| Request |
Print each line of the listing once more, precisely as given.

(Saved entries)
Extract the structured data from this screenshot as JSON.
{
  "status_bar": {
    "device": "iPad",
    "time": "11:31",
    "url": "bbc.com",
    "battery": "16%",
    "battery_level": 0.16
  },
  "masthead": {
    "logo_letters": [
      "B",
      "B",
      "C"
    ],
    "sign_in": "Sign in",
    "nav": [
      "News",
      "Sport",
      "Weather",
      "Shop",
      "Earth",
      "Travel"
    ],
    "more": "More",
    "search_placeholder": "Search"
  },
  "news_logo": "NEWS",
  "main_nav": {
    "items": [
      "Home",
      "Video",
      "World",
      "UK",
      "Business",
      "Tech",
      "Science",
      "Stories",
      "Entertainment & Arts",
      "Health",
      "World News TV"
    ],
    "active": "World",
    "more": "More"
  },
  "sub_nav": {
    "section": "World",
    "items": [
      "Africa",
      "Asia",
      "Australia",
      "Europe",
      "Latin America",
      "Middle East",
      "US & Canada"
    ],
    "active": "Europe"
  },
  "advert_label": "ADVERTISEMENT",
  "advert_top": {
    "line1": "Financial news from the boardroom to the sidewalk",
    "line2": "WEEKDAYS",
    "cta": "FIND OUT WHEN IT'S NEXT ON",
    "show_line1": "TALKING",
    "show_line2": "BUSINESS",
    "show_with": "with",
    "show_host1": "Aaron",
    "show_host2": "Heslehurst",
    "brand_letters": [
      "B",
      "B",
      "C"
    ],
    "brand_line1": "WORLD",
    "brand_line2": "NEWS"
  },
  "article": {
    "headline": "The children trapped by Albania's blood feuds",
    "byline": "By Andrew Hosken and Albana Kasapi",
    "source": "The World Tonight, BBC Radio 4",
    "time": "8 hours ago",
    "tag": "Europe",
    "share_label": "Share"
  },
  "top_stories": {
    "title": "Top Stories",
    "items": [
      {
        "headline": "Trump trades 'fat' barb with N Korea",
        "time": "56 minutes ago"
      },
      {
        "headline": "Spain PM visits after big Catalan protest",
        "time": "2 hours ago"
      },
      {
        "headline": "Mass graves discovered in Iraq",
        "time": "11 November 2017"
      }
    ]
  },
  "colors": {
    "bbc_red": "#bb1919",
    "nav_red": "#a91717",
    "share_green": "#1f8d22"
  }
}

| Written solution |
Extract the structured data from this screenshot as JSON.
{
  "status_bar": {
    "device": "iPad",
    "time": "11:31",
    "url": "bbc.com",
    "battery": "16%",
    "battery_level": 0.16
  },
  "masthead": {
    "logo_letters": [
      "B",
      "B",
      "C"
    ],
    "sign_in": "Sign in",
    "nav": [
      "News",
      "Sport",
      "Weather",
      "Shop",
      "Earth",
      "Travel"
    ],
    "more": "More",
    "search_placeholder": "Search"
  },
  "news_logo": "NEWS",
  "main_nav": {
    "items": [
      "Home",
      "Video",
      "World",
      "UK",
      "Business",
      "Tech",
      "Science",
      "Stories",
      "Entertainment & Arts",
      "Health",
      "World News TV"
    ],
    "active": "World",
    "more": "More"
  },
  "sub_nav": {
    "section": "World",
    "items": [
      "Africa",
      "Asia",
      "Australia",
      "Europe",
      "Latin America",
      "Middle East",
      "US & Canada"
    ],
    "active": "Europe"
  },
  "advert_label": "ADVERTISEMENT",
  "advert_top": {
    "line1": "Financial news from the boardroom to the sidewalk",
    "line2": "WEEKDAYS",
    "cta": "FIND OUT WHEN IT'S NEXT ON",
    "show_line1": "TALKING",
    "show_line2": "BUSINESS",
    "show_with": "with",
    "show_host1": "Aaron",
    "show_host2": "Heslehurst",
    "brand_letters": [
      "B",
      "B",
      "C"
    ],
    "brand_line1": "WORLD",
    "brand_line2": "NEWS"
  },
  "article": {
    "headline": "The children trapped by Albania's blood feuds",
    "byline": "By Andrew Hosken and Albana Kasapi",
    "source": "The World Tonight, BBC Radio 4",
    "time": "8 hours ago",
    "tag": "Europe",
    "share_label": "Share"
  },
  "top_stories": {
    "title": "Top Stories",
    "items": [
      {
        "headline": "Trump trades 'fat' barb with N Korea",
        "time": "56 minutes ago"
      },
      {
        "headline": "Spain PM visits after big Catalan protest",
        "time": "2 hours ago"
      },
      {
        "headline": "Mass graves discovered in Iraq",
        "time": "11 November 2017"
      }
    ]
  },
  "colors": {
    "bbc_red": "#bb1919",
    "nav_red": "#a91717",
    "share_green": "#1f8d22"
  }
}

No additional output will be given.